** start PROVIDED DATA **
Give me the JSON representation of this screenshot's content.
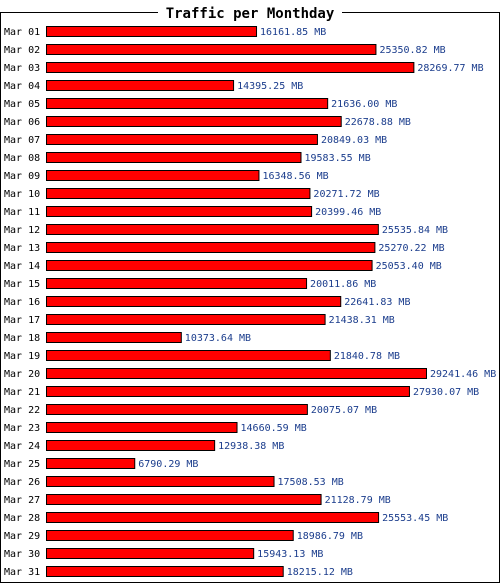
{
  "chart_data": {
    "type": "bar",
    "orientation": "horizontal",
    "title": "Traffic per Monthday",
    "unit": "MB",
    "categories": [
      "Mar 01",
      "Mar 02",
      "Mar 03",
      "Mar 04",
      "Mar 05",
      "Mar 06",
      "Mar 07",
      "Mar 08",
      "Mar 09",
      "Mar 10",
      "Mar 11",
      "Mar 12",
      "Mar 13",
      "Mar 14",
      "Mar 15",
      "Mar 16",
      "Mar 17",
      "Mar 18",
      "Mar 19",
      "Mar 20",
      "Mar 21",
      "Mar 22",
      "Mar 23",
      "Mar 24",
      "Mar 25",
      "Mar 26",
      "Mar 27",
      "Mar 28",
      "Mar 29",
      "Mar 30",
      "Mar 31"
    ],
    "values": [
      16161.85,
      25350.82,
      28269.77,
      14395.25,
      21636.0,
      22678.88,
      20849.03,
      19583.55,
      16348.56,
      20271.72,
      20399.46,
      25535.84,
      25270.22,
      25053.4,
      20011.86,
      22641.83,
      21438.31,
      10373.64,
      21840.78,
      29241.46,
      27930.07,
      20075.07,
      14660.59,
      12938.38,
      6790.29,
      17508.53,
      21128.79,
      25553.45,
      18986.79,
      15943.13,
      18215.12
    ],
    "value_labels": [
      "16161.85 MB",
      "25350.82 MB",
      "28269.77 MB",
      "14395.25 MB",
      "21636.00 MB",
      "22678.88 MB",
      "20849.03 MB",
      "19583.55 MB",
      "16348.56 MB",
      "20271.72 MB",
      "20399.46 MB",
      "25535.84 MB",
      "25270.22 MB",
      "25053.40 MB",
      "20011.86 MB",
      "22641.83 MB",
      "21438.31 MB",
      "10373.64 MB",
      "21840.78 MB",
      "29241.46 MB",
      "27930.07 MB",
      "20075.07 MB",
      "14660.59 MB",
      "12938.38 MB",
      "6790.29 MB",
      "17508.53 MB",
      "21128.79 MB",
      "25553.45 MB",
      "18986.79 MB",
      "15943.13 MB",
      "18215.12 MB"
    ],
    "xlim": [
      0,
      29241.46
    ],
    "grid": false,
    "legend": "none",
    "colors": {
      "bar": "#ff0000",
      "bar_border": "#000000",
      "value_label": "#1a3c8c",
      "frame": "#000000",
      "background": "#ffffff"
    }
  }
}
** end PROVIDED DATA **
• [BRIEF] Pictures appear in the records above. Output everything except them, exactly.

• [RESULT OF THE EXERCISE]
Give me the JSON representation of this screenshot's content.
{
  "chart_data": {
    "type": "bar",
    "orientation": "horizontal",
    "title": "Traffic per Monthday",
    "unit": "MB",
    "categories": [
      "Mar 01",
      "Mar 02",
      "Mar 03",
      "Mar 04",
      "Mar 05",
      "Mar 06",
      "Mar 07",
      "Mar 08",
      "Mar 09",
      "Mar 10",
      "Mar 11",
      "Mar 12",
      "Mar 13",
      "Mar 14",
      "Mar 15",
      "Mar 16",
      "Mar 17",
      "Mar 18",
      "Mar 19",
      "Mar 20",
      "Mar 21",
      "Mar 22",
      "Mar 23",
      "Mar 24",
      "Mar 25",
      "Mar 26",
      "Mar 27",
      "Mar 28",
      "Mar 29",
      "Mar 30",
      "Mar 31"
    ],
    "values": [
      16161.85,
      25350.82,
      28269.77,
      14395.25,
      21636.0,
      22678.88,
      20849.03,
      19583.55,
      16348.56,
      20271.72,
      20399.46,
      25535.84,
      25270.22,
      25053.4,
      20011.86,
      22641.83,
      21438.31,
      10373.64,
      21840.78,
      29241.46,
      27930.07,
      20075.07,
      14660.59,
      12938.38,
      6790.29,
      17508.53,
      21128.79,
      25553.45,
      18986.79,
      15943.13,
      18215.12
    ],
    "value_labels": [
      "16161.85 MB",
      "25350.82 MB",
      "28269.77 MB",
      "14395.25 MB",
      "21636.00 MB",
      "22678.88 MB",
      "20849.03 MB",
      "19583.55 MB",
      "16348.56 MB",
      "20271.72 MB",
      "20399.46 MB",
      "25535.84 MB",
      "25270.22 MB",
      "25053.40 MB",
      "20011.86 MB",
      "22641.83 MB",
      "21438.31 MB",
      "10373.64 MB",
      "21840.78 MB",
      "29241.46 MB",
      "27930.07 MB",
      "20075.07 MB",
      "14660.59 MB",
      "12938.38 MB",
      "6790.29 MB",
      "17508.53 MB",
      "21128.79 MB",
      "25553.45 MB",
      "18986.79 MB",
      "15943.13 MB",
      "18215.12 MB"
    ],
    "xlim": [
      0,
      29241.46
    ],
    "grid": false,
    "legend": "none",
    "colors": {
      "bar": "#ff0000",
      "bar_border": "#000000",
      "value_label": "#1a3c8c",
      "frame": "#000000",
      "background": "#ffffff"
    }
  }
}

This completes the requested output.